*** Opening of GIVEN DATA ***
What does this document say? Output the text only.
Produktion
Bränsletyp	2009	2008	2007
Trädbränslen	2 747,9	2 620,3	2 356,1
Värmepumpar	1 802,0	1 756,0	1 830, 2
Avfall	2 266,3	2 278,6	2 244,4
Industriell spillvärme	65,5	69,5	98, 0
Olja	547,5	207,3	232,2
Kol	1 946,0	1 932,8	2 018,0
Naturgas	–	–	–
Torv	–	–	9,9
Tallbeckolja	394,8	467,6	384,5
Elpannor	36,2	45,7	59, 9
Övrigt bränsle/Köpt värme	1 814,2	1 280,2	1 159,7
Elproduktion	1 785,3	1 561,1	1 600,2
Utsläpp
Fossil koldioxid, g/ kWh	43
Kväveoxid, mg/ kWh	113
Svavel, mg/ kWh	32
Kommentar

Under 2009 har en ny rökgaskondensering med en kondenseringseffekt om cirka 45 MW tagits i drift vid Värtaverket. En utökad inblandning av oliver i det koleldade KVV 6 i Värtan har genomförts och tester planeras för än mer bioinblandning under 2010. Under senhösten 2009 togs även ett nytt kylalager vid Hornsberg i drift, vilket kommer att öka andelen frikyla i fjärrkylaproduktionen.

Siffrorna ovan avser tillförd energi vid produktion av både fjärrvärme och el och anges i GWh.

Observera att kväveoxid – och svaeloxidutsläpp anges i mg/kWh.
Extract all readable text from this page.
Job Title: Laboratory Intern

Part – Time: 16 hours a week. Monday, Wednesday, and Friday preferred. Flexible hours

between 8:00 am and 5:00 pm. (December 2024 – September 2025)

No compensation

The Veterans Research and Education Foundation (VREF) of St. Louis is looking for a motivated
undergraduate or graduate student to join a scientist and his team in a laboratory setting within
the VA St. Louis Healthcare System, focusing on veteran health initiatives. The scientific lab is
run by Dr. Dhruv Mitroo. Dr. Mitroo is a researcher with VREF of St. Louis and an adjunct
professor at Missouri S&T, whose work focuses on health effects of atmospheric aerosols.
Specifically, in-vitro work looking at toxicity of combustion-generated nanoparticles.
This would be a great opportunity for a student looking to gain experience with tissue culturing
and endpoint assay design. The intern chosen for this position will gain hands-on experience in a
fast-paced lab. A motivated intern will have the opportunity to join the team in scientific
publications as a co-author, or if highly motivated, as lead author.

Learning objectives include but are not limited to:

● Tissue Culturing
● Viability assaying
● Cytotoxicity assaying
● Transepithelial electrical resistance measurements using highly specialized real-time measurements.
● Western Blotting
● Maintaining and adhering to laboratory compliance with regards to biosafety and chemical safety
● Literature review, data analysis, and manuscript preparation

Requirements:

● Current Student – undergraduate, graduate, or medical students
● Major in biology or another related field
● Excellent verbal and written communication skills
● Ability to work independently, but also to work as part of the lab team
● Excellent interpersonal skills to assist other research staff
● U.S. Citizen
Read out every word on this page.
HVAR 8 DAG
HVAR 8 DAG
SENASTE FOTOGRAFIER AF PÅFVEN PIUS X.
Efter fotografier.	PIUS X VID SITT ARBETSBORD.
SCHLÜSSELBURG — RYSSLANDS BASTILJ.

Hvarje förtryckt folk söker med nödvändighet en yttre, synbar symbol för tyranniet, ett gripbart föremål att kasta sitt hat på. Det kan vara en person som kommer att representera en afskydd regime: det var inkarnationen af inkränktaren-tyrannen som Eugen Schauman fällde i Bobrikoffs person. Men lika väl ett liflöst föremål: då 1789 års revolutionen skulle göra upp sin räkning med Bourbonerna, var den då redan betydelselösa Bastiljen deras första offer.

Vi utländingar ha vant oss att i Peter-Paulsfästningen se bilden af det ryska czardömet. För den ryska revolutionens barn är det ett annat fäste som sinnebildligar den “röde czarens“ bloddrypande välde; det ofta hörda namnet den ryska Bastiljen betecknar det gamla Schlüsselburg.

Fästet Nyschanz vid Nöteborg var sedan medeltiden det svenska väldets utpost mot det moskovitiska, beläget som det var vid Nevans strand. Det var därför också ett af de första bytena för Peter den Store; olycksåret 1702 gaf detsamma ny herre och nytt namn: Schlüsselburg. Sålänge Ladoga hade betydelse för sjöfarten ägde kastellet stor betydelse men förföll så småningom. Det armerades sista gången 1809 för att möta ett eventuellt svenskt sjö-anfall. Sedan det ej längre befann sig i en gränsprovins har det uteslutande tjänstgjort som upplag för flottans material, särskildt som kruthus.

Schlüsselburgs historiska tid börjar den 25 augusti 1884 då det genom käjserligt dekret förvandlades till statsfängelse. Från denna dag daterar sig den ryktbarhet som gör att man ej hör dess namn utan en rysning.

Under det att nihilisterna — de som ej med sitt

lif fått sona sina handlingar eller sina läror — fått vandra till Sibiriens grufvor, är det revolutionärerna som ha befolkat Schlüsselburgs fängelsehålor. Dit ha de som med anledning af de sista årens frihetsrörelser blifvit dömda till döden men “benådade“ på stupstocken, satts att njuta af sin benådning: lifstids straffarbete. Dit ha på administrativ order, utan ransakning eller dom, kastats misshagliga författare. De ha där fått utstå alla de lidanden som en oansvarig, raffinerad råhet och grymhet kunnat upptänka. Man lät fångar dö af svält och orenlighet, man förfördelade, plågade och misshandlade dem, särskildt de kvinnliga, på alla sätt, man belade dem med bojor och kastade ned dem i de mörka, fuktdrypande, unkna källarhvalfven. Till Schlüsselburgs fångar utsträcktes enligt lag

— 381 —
*** Close of GIVEN DATA ***
§ WHAT THIS TASK INVOLVES
Extract the listing in its entirety, matching it exactly.

§ SOLUTION TO THE EXERCISE
What does this document say? Output the text only.
Produktion
Bränsletyp	2009	2008	2007
Trädbränslen	2 747,9	2 620,3	2 356,1
Värmepumpar	1 802,0	1 756,0	1 830, 2
Avfall	2 266,3	2 278,6	2 244,4
Industriell spillvärme	65,5	69,5	98, 0
Olja	547,5	207,3	232,2
Kol	1 946,0	1 932,8	2 018,0
Naturgas	–	–	–
Torv	–	–	9,9
Tallbeckolja	394,8	467,6	384,5
Elpannor	36,2	45,7	59, 9
Övrigt bränsle/Köpt värme	1 814,2	1 280,2	1 159,7
Elproduktion	1 785,3	1 561,1	1 600,2
Utsläpp
Fossil koldioxid, g/ kWh	43
Kväveoxid, mg/ kWh	113
Svavel, mg/ kWh	32
Kommentar

Under 2009 har en ny rökgaskondensering med en kondenseringseffekt om cirka 45 MW tagits i drift vid Värtaverket. En utökad inblandning av oliver i det koleldade KVV 6 i Värtan har genomförts och tester planeras för än mer bioinblandning under 2010. Under senhösten 2009 togs även ett nytt kylalager vid Hornsberg i drift, vilket kommer att öka andelen frikyla i fjärrkylaproduktionen.

Siffrorna ovan avser tillförd energi vid produktion av både fjärrvärme och el och anges i GWh.

Observera att kväveoxid – och svaeloxidutsläpp anges i mg/kWh.
Extract all readable text from this page.
Job Title: Laboratory Intern

Part – Time: 16 hours a week. Monday, Wednesday, and Friday preferred. Flexible hours

between 8:00 am and 5:00 pm. (December 2024 – September 2025)

No compensation

The Veterans Research and Education Foundation (VREF) of St. Louis is looking for a motivated
undergraduate or graduate student to join a scientist and his team in a laboratory setting within
the VA St. Louis Healthcare System, focusing on veteran health initiatives. The scientific lab is
run by Dr. Dhruv Mitroo. Dr. Mitroo is a researcher with VREF of St. Louis and an adjunct
professor at Missouri S&T, whose work focuses on health effects of atmospheric aerosols.
Specifically, in-vitro work looking at toxicity of combustion-generated nanoparticles.
This would be a great opportunity for a student looking to gain experience with tissue culturing
and endpoint assay design. The intern chosen for this position will gain hands-on experience in a
fast-paced lab. A motivated intern will have the opportunity to join the team in scientific
publications as a co-author, or if highly motivated, as lead author.

Learning objectives include but are not limited to:

● Tissue Culturing
● Viability assaying
● Cytotoxicity assaying
● Transepithelial electrical resistance measurements using highly specialized real-time measurements.
● Western Blotting
● Maintaining and adhering to laboratory compliance with regards to biosafety and chemical safety
● Literature review, data analysis, and manuscript preparation

Requirements:

● Current Student – undergraduate, graduate, or medical students
● Major in biology or another related field
● Excellent verbal and written communication skills
● Ability to work independently, but also to work as part of the lab team
● Excellent interpersonal skills to assist other research staff
● U.S. Citizen
Read out every word on this page.
HVAR 8 DAG
HVAR 8 DAG
SENASTE FOTOGRAFIER AF PÅFVEN PIUS X.
Efter fotografier.	PIUS X VID SITT ARBETSBORD.
SCHLÜSSELBURG — RYSSLANDS BASTILJ.

Hvarje förtryckt folk söker med nödvändighet en yttre, synbar symbol för tyranniet, ett gripbart föremål att kasta sitt hat på. Det kan vara en person som kommer att representera en afskydd regime: det var inkarnationen af inkränktaren-tyrannen som Eugen Schauman fällde i Bobrikoffs person. Men lika väl ett liflöst föremål: då 1789 års revolutionen skulle göra upp sin räkning med Bourbonerna, var den då redan betydelselösa Bastiljen deras första offer.

Vi utländingar ha vant oss att i Peter-Paulsfästningen se bilden af det ryska czardömet. För den ryska revolutionens barn är det ett annat fäste som sinnebildligar den “röde czarens“ bloddrypande välde; det ofta hörda namnet den ryska Bastiljen betecknar det gamla Schlüsselburg.

Fästet Nyschanz vid Nöteborg var sedan medeltiden det svenska väldets utpost mot det moskovitiska, beläget som det var vid Nevans strand. Det var därför också ett af de första bytena för Peter den Store; olycksåret 1702 gaf detsamma ny herre och nytt namn: Schlüsselburg. Sålänge Ladoga hade betydelse för sjöfarten ägde kastellet stor betydelse men förföll så småningom. Det armerades sista gången 1809 för att möta ett eventuellt svenskt sjö-anfall. Sedan det ej längre befann sig i en gränsprovins har det uteslutande tjänstgjort som upplag för flottans material, särskildt som kruthus.

Schlüsselburgs historiska tid börjar den 25 augusti 1884 då det genom käjserligt dekret förvandlades till statsfängelse. Från denna dag daterar sig den ryktbarhet som gör att man ej hör dess namn utan en rysning.

Under det att nihilisterna — de som ej med sitt

lif fått sona sina handlingar eller sina läror — fått vandra till Sibiriens grufvor, är det revolutionärerna som ha befolkat Schlüsselburgs fängelsehålor. Dit ha de som med anledning af de sista årens frihetsrörelser blifvit dömda till döden men “benådade“ på stupstocken, satts att njuta af sin benådning: lifstids straffarbete. Dit ha på administrativ order, utan ransakning eller dom, kastats misshagliga författare. De ha där fått utstå alla de lidanden som en oansvarig, raffinerad råhet och grymhet kunnat upptänka. Man lät fångar dö af svält och orenlighet, man förfördelade, plågade och misshandlade dem, särskildt de kvinnliga, på alla sätt, man belade dem med bojor och kastade ned dem i de mörka, fuktdrypande, unkna källarhvalfven. Till Schlüsselburgs fångar utsträcktes enligt lag

— 381 —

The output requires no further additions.